→ RECORD LIST
━━━━━━━━━━

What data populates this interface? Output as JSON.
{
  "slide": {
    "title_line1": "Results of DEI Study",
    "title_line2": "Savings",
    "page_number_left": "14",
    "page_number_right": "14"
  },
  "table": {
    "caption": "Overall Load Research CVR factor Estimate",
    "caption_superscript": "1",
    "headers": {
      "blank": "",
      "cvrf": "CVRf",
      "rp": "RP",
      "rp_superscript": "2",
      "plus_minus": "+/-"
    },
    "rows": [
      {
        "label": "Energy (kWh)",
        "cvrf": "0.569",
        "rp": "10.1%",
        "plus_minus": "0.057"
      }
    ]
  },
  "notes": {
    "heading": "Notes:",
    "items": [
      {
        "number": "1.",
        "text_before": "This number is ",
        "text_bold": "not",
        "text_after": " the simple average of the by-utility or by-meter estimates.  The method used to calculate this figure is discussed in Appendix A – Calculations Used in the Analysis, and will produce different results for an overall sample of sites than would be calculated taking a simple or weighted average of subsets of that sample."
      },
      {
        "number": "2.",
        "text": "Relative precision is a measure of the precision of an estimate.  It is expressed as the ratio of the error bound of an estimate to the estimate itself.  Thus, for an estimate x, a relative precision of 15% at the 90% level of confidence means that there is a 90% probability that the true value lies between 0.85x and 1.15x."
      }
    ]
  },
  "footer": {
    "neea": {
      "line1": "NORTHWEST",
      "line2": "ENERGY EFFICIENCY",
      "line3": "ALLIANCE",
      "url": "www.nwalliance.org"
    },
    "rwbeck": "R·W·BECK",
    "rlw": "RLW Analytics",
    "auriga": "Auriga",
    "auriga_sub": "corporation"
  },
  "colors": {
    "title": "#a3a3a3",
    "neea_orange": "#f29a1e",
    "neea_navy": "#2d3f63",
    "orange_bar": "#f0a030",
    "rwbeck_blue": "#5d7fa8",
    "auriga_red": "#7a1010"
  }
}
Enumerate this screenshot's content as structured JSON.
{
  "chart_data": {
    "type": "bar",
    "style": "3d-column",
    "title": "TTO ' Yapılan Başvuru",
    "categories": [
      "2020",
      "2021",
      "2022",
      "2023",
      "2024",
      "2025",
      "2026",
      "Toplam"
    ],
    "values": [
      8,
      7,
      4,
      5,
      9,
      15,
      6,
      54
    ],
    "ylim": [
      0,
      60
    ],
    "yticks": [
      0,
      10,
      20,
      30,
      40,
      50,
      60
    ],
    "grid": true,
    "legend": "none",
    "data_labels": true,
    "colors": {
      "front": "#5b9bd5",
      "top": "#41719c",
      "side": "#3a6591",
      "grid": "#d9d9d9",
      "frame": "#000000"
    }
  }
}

━━━━━━━━━━

→ THE PROBLEM
Extract each entry in full, exactly as given.

→ RESPONSE
What data populates this interface? Output as JSON.
{
  "slide": {
    "title_line1": "Results of DEI Study",
    "title_line2": "Savings",
    "page_number_left": "14",
    "page_number_right": "14"
  },
  "table": {
    "caption": "Overall Load Research CVR factor Estimate",
    "caption_superscript": "1",
    "headers": {
      "blank": "",
      "cvrf": "CVRf",
      "rp": "RP",
      "rp_superscript": "2",
      "plus_minus": "+/-"
    },
    "rows": [
      {
        "label": "Energy (kWh)",
        "cvrf": "0.569",
        "rp": "10.1%",
        "plus_minus": "0.057"
      }
    ]
  },
  "notes": {
    "heading": "Notes:",
    "items": [
      {
        "number": "1.",
        "text_before": "This number is ",
        "text_bold": "not",
        "text_after": " the simple average of the by-utility or by-meter estimates.  The method used to calculate this figure is discussed in Appendix A – Calculations Used in the Analysis, and will produce different results for an overall sample of sites than would be calculated taking a simple or weighted average of subsets of that sample."
      },
      {
        "number": "2.",
        "text": "Relative precision is a measure of the precision of an estimate.  It is expressed as the ratio of the error bound of an estimate to the estimate itself.  Thus, for an estimate x, a relative precision of 15% at the 90% level of confidence means that there is a 90% probability that the true value lies between 0.85x and 1.15x."
      }
    ]
  },
  "footer": {
    "neea": {
      "line1": "NORTHWEST",
      "line2": "ENERGY EFFICIENCY",
      "line3": "ALLIANCE",
      "url": "www.nwalliance.org"
    },
    "rwbeck": "R·W·BECK",
    "rlw": "RLW Analytics",
    "auriga": "Auriga",
    "auriga_sub": "corporation"
  },
  "colors": {
    "title": "#a3a3a3",
    "neea_orange": "#f29a1e",
    "neea_navy": "#2d3f63",
    "orange_bar": "#f0a030",
    "rwbeck_blue": "#5d7fa8",
    "auriga_red": "#7a1010"
  }
}
Enumerate this screenshot's content as structured JSON.
{
  "chart_data": {
    "type": "bar",
    "style": "3d-column",
    "title": "TTO ' Yapılan Başvuru",
    "categories": [
      "2020",
      "2021",
      "2022",
      "2023",
      "2024",
      "2025",
      "2026",
      "Toplam"
    ],
    "values": [
      8,
      7,
      4,
      5,
      9,
      15,
      6,
      54
    ],
    "ylim": [
      0,
      60
    ],
    "yticks": [
      0,
      10,
      20,
      30,
      40,
      50,
      60
    ],
    "grid": true,
    "legend": "none",
    "data_labels": true,
    "colors": {
      "front": "#5b9bd5",
      "top": "#41719c",
      "side": "#3a6591",
      "grid": "#d9d9d9",
      "frame": "#000000"
    }
  }
}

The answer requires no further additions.